Data items ::
###
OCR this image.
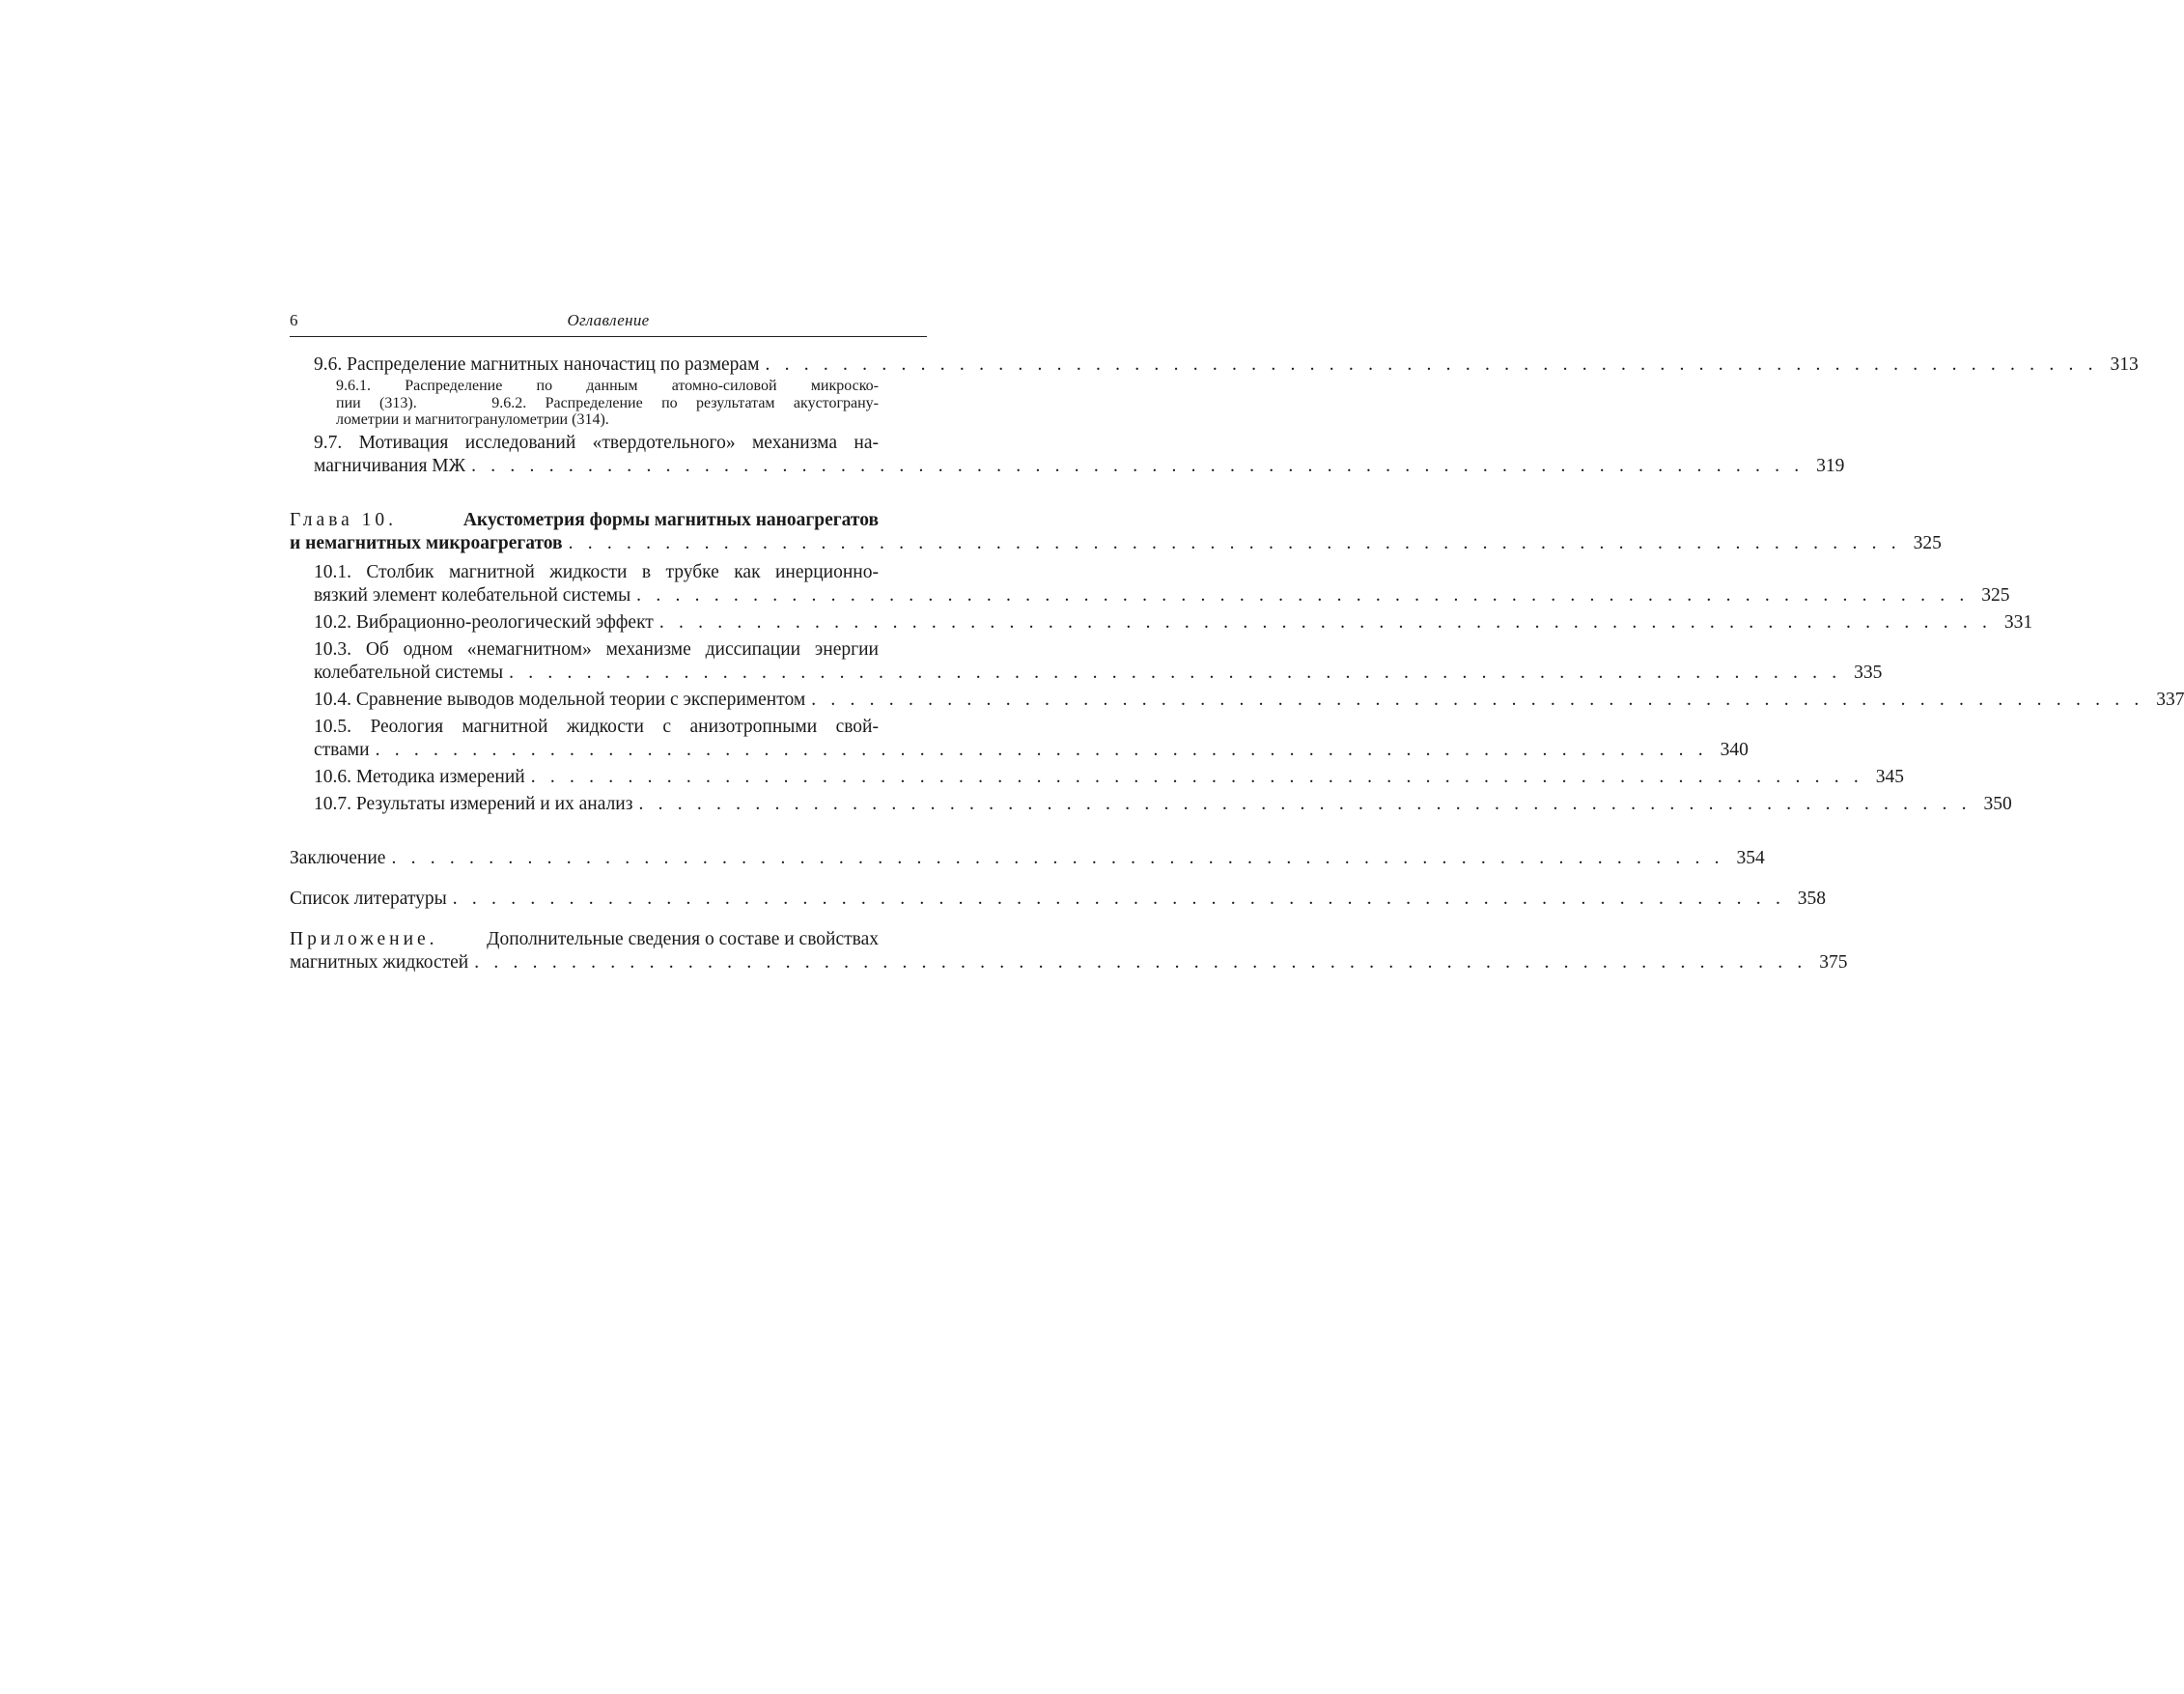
6	Оглавление
9.6. Распределение магнитных наночастиц по размерам . . . . . . . . . . . . . . . . . . . . . . . . . . . . . . . . . . . . . . . . . . . . . . . . . . . . . . . . . . . . . . . . . . . . . 313
9.6.1. Распределение по данным атомно-силовой микроско-
пии (313).    9.6.2. Распределение по результатам акустограну-
лометрии и магнитогранулометрии (314).
9.7. Мотивация исследований «твердотельного» механизма на-
магничивания МЖ . . . . . . . . . . . . . . . . . . . . . . . . . . . . . . . . . . . . . . . . . . . . . . . . . . . . . . . . . . . . . . . . . . . . . 319
Глава 10.	Акустометрия формы магнитных наноагрегатов
и немагнитных микроагрегатов . . . . . . . . . . . . . . . . . . . . . . . . . . . . . . . . . . . . . . . . . . . . . . . . . . . . . . . . . . . . . . . . . . . . . 325
10.1. Столбик магнитной жидкости в трубке как инерционно-
вязкий элемент колебательной системы . . . . . . . . . . . . . . . . . . . . . . . . . . . . . . . . . . . . . . . . . . . . . . . . . . . . . . . . . . . . . . . . . . . . . 325
10.2. Вибрационно-реологический эффект . . . . . . . . . . . . . . . . . . . . . . . . . . . . . . . . . . . . . . . . . . . . . . . . . . . . . . . . . . . . . . . . . . . . . 331
10.3. Об одном «немагнитном» механизме диссипации энергии
колебательной системы . . . . . . . . . . . . . . . . . . . . . . . . . . . . . . . . . . . . . . . . . . . . . . . . . . . . . . . . . . . . . . . . . . . . . 335
10.4. Сравнение выводов модельной теории с экспериментом . . . . . . . . . . . . . . . . . . . . . . . . . . . . . . . . . . . . . . . . . . . . . . . . . . . . . . . . . . . . . . . . . . . . . 337
10.5. Реология магнитной жидкости с анизотропными свой-
ствами . . . . . . . . . . . . . . . . . . . . . . . . . . . . . . . . . . . . . . . . . . . . . . . . . . . . . . . . . . . . . . . . . . . . . 340
10.6. Методика измерений . . . . . . . . . . . . . . . . . . . . . . . . . . . . . . . . . . . . . . . . . . . . . . . . . . . . . . . . . . . . . . . . . . . . . 345
10.7. Результаты измерений и их анализ . . . . . . . . . . . . . . . . . . . . . . . . . . . . . . . . . . . . . . . . . . . . . . . . . . . . . . . . . . . . . . . . . . . . . 350
Заключение . . . . . . . . . . . . . . . . . . . . . . . . . . . . . . . . . . . . . . . . . . . . . . . . . . . . . . . . . . . . . . . . . . . . . 354
Список литературы . . . . . . . . . . . . . . . . . . . . . . . . . . . . . . . . . . . . . . . . . . . . . . . . . . . . . . . . . . . . . . . . . . . . . 358
Приложение.	Дополнительные сведения о составе и свойствах
магнитных жидкостей . . . . . . . . . . . . . . . . . . . . . . . . . . . . . . . . . . . . . . . . . . . . . . . . . . . . . . . . . . . . . . . . . . . . . 375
###
Work to do :: All records above are to be printed exactly, minus the pictures they contain.

Exercise response ::
OCR this image.
6	Оглавление
9.6. Распределение магнитных наночастиц по размерам . . . . . . . . . . . . . . . . . . . . . . . . . . . . . . . . . . . . . . . . . . . . . . . . . . . . . . . . . . . . . . . . . . . . . 313
9.6.1. Распределение по данным атомно-силовой микроско-
пии (313).    9.6.2. Распределение по результатам акустограну-
лометрии и магнитогранулометрии (314).
9.7. Мотивация исследований «твердотельного» механизма на-
магничивания МЖ . . . . . . . . . . . . . . . . . . . . . . . . . . . . . . . . . . . . . . . . . . . . . . . . . . . . . . . . . . . . . . . . . . . . . 319
Глава 10.	Акустометрия формы магнитных наноагрегатов
и немагнитных микроагрегатов . . . . . . . . . . . . . . . . . . . . . . . . . . . . . . . . . . . . . . . . . . . . . . . . . . . . . . . . . . . . . . . . . . . . . 325
10.1. Столбик магнитной жидкости в трубке как инерционно-
вязкий элемент колебательной системы . . . . . . . . . . . . . . . . . . . . . . . . . . . . . . . . . . . . . . . . . . . . . . . . . . . . . . . . . . . . . . . . . . . . . 325
10.2. Вибрационно-реологический эффект . . . . . . . . . . . . . . . . . . . . . . . . . . . . . . . . . . . . . . . . . . . . . . . . . . . . . . . . . . . . . . . . . . . . . 331
10.3. Об одном «немагнитном» механизме диссипации энергии
колебательной системы . . . . . . . . . . . . . . . . . . . . . . . . . . . . . . . . . . . . . . . . . . . . . . . . . . . . . . . . . . . . . . . . . . . . . 335
10.4. Сравнение выводов модельной теории с экспериментом . . . . . . . . . . . . . . . . . . . . . . . . . . . . . . . . . . . . . . . . . . . . . . . . . . . . . . . . . . . . . . . . . . . . . 337
10.5. Реология магнитной жидкости с анизотропными свой-
ствами . . . . . . . . . . . . . . . . . . . . . . . . . . . . . . . . . . . . . . . . . . . . . . . . . . . . . . . . . . . . . . . . . . . . . 340
10.6. Методика измерений . . . . . . . . . . . . . . . . . . . . . . . . . . . . . . . . . . . . . . . . . . . . . . . . . . . . . . . . . . . . . . . . . . . . . 345
10.7. Результаты измерений и их анализ . . . . . . . . . . . . . . . . . . . . . . . . . . . . . . . . . . . . . . . . . . . . . . . . . . . . . . . . . . . . . . . . . . . . . 350
Заключение . . . . . . . . . . . . . . . . . . . . . . . . . . . . . . . . . . . . . . . . . . . . . . . . . . . . . . . . . . . . . . . . . . . . . 354
Список литературы . . . . . . . . . . . . . . . . . . . . . . . . . . . . . . . . . . . . . . . . . . . . . . . . . . . . . . . . . . . . . . . . . . . . . 358
Приложение.	Дополнительные сведения о составе и свойствах
магнитных жидкостей . . . . . . . . . . . . . . . . . . . . . . . . . . . . . . . . . . . . . . . . . . . . . . . . . . . . . . . . . . . . . . . . . . . . . 375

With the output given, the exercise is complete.